>>>>>

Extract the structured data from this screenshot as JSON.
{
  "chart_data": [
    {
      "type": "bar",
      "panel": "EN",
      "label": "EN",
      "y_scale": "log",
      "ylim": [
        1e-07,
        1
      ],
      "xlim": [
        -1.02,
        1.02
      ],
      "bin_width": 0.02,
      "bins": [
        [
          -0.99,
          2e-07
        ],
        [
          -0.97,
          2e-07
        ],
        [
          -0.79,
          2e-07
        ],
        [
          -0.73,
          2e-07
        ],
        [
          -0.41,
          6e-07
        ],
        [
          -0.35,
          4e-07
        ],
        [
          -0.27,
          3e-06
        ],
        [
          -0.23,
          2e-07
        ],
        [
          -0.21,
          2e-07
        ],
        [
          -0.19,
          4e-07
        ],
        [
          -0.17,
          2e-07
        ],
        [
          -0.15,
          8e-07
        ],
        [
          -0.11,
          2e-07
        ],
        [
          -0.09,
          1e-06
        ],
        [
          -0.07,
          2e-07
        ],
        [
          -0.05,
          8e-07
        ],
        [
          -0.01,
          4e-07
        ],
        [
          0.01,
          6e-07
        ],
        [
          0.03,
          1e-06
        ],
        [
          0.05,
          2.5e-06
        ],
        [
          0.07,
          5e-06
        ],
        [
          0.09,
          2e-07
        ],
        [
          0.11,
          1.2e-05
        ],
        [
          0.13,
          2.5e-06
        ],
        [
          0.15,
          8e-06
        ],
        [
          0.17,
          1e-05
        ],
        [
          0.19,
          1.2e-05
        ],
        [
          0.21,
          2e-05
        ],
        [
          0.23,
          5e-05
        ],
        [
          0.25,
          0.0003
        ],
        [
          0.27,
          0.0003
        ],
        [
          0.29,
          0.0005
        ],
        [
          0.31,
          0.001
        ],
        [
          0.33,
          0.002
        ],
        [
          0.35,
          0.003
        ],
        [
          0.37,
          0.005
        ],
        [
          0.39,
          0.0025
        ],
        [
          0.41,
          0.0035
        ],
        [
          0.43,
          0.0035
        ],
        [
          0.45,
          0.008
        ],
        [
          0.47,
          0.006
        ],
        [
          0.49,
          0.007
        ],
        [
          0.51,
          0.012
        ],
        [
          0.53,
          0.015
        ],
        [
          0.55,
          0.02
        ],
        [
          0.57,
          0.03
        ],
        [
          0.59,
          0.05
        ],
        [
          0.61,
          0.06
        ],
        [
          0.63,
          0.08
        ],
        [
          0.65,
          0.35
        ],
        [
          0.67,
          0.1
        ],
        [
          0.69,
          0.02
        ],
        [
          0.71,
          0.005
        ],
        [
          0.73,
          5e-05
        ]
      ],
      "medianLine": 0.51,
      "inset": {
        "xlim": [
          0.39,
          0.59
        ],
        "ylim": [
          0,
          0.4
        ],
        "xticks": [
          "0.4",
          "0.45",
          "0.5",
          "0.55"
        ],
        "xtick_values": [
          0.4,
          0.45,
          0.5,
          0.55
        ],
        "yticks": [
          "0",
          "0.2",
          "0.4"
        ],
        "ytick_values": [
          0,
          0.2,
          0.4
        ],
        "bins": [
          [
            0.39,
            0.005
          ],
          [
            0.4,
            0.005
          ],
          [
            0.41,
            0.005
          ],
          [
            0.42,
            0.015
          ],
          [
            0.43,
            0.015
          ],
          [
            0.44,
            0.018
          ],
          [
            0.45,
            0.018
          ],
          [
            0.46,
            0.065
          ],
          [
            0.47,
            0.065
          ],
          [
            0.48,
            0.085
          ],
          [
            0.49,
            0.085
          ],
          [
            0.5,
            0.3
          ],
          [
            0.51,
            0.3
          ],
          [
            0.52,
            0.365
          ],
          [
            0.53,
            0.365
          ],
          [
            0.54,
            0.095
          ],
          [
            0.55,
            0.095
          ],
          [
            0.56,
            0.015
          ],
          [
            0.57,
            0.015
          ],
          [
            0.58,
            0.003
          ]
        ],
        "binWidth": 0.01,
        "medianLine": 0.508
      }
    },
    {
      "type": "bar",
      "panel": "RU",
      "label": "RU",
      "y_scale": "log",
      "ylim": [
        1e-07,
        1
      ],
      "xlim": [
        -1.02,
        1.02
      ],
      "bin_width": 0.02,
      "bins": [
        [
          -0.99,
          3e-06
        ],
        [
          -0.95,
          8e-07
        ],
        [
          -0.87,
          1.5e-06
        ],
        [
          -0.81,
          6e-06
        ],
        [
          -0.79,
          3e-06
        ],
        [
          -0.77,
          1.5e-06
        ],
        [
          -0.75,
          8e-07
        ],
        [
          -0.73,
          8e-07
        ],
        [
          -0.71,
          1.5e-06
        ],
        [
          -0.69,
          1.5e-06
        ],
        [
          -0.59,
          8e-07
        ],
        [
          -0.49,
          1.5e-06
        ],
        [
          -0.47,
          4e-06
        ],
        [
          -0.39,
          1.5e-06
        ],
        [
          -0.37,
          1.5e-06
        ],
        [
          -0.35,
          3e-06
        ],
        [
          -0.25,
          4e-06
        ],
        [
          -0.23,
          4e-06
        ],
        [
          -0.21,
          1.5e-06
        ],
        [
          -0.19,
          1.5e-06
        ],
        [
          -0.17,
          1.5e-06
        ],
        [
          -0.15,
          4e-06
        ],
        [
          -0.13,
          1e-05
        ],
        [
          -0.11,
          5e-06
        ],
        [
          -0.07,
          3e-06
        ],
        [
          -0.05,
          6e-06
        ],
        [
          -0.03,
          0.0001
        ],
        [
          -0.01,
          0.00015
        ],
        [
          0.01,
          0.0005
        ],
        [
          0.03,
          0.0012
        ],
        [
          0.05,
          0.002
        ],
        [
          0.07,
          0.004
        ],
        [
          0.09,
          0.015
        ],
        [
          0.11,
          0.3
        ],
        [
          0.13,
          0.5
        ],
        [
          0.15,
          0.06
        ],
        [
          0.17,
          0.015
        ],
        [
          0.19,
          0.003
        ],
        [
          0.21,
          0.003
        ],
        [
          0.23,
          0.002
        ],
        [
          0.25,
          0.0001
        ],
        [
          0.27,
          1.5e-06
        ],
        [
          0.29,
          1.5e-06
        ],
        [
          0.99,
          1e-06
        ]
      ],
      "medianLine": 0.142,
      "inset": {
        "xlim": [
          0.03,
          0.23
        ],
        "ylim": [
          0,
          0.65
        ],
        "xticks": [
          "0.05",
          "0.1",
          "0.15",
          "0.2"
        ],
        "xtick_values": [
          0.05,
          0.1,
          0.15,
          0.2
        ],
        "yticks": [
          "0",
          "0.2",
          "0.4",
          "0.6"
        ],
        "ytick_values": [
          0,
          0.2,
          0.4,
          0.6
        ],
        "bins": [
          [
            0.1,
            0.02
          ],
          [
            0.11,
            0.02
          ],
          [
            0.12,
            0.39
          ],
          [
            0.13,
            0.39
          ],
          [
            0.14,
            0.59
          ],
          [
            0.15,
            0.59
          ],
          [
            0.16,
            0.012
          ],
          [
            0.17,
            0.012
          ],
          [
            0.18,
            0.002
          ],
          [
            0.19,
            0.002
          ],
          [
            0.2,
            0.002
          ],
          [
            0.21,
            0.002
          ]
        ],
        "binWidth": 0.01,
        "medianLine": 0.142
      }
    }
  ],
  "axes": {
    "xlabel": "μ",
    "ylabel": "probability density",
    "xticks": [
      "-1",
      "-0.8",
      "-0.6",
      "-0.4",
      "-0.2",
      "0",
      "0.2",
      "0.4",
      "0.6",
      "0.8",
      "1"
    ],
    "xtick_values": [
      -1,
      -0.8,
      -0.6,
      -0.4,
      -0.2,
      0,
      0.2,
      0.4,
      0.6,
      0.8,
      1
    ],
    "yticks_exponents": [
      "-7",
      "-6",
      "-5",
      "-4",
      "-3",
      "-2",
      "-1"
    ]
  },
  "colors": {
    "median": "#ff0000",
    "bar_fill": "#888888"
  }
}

<<<<<

GIVEN PROBLEM
Count the lines of the listing above that include the word "medianLine" and state the total with nothing else.

RESPONSE BELOW
4